>>>>>
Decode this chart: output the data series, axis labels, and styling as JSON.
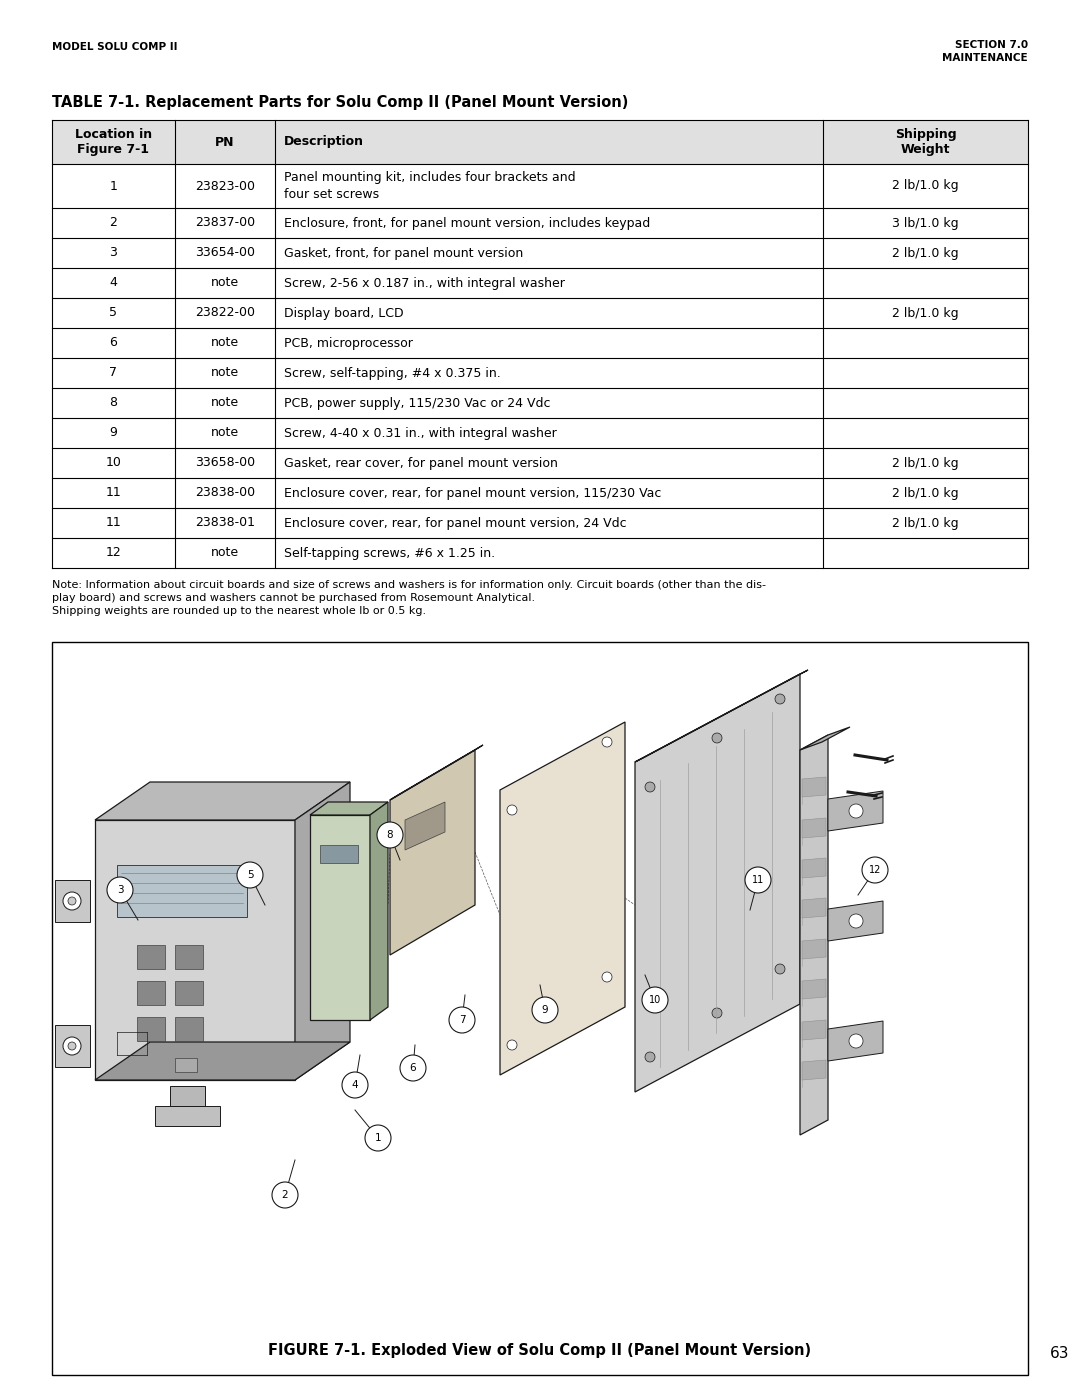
{
  "page_bg": "#ffffff",
  "header_left": "MODEL SOLU COMP II",
  "header_right_line1": "SECTION 7.0",
  "header_right_line2": "MAINTENANCE",
  "table_title": "TABLE 7-1. Replacement Parts for Solu Comp II (Panel Mount Version)",
  "col_headers": [
    "Location in\nFigure 7-1",
    "PN",
    "Description",
    "Shipping\nWeight"
  ],
  "rows": [
    [
      "1",
      "23823-00",
      "Panel mounting kit, includes four brackets and\nfour set screws",
      "2 lb/1.0 kg"
    ],
    [
      "2",
      "23837-00",
      "Enclosure, front, for panel mount version, includes keypad",
      "3 lb/1.0 kg"
    ],
    [
      "3",
      "33654-00",
      "Gasket, front, for panel mount version",
      "2 lb/1.0 kg"
    ],
    [
      "4",
      "note",
      "Screw, 2-56 x 0.187 in., with integral washer",
      ""
    ],
    [
      "5",
      "23822-00",
      "Display board, LCD",
      "2 lb/1.0 kg"
    ],
    [
      "6",
      "note",
      "PCB, microprocessor",
      ""
    ],
    [
      "7",
      "note",
      "Screw, self-tapping, #4 x 0.375 in.",
      ""
    ],
    [
      "8",
      "note",
      "PCB, power supply, 115/230 Vac or 24 Vdc",
      ""
    ],
    [
      "9",
      "note",
      "Screw, 4-40 x 0.31 in., with integral washer",
      ""
    ],
    [
      "10",
      "33658-00",
      "Gasket, rear cover, for panel mount version",
      "2 lb/1.0 kg"
    ],
    [
      "11",
      "23838-00",
      "Enclosure cover, rear, for panel mount version, 115/230 Vac",
      "2 lb/1.0 kg"
    ],
    [
      "11",
      "23838-01",
      "Enclosure cover, rear, for panel mount version, 24 Vdc",
      "2 lb/1.0 kg"
    ],
    [
      "12",
      "note",
      "Self-tapping screws, #6 x 1.25 in.",
      ""
    ]
  ],
  "note_text": "Note: Information about circuit boards and size of screws and washers is for information only. Circuit boards (other than the dis-\nplay board) and screws and washers cannot be purchased from Rosemount Analytical.\nShipping weights are rounded up to the nearest whole lb or 0.5 kg.",
  "figure_caption": "FIGURE 7-1. Exploded View of Solu Comp II (Panel Mount Version)",
  "page_number": "63",
  "text_color": "#000000"
}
<<<<<
■ STATED EXERCISE: Check each line of the records for "screws" and copy the ones that contain it.

■ TASK ANSWER:
      "Panel mounting kit, includes four brackets and\nfour set screws",
      "Self-tapping screws, #6 x 1.25 in.",
  "note_text": "Note: Information about circuit boards and size of screws and washers is for information only. Circuit boards (other than the dis-\nplay board) and screws and washers cannot be purchased from Rosemount Analytical.\nShipping weights are rounded up to the nearest whole lb or 0.5 kg.",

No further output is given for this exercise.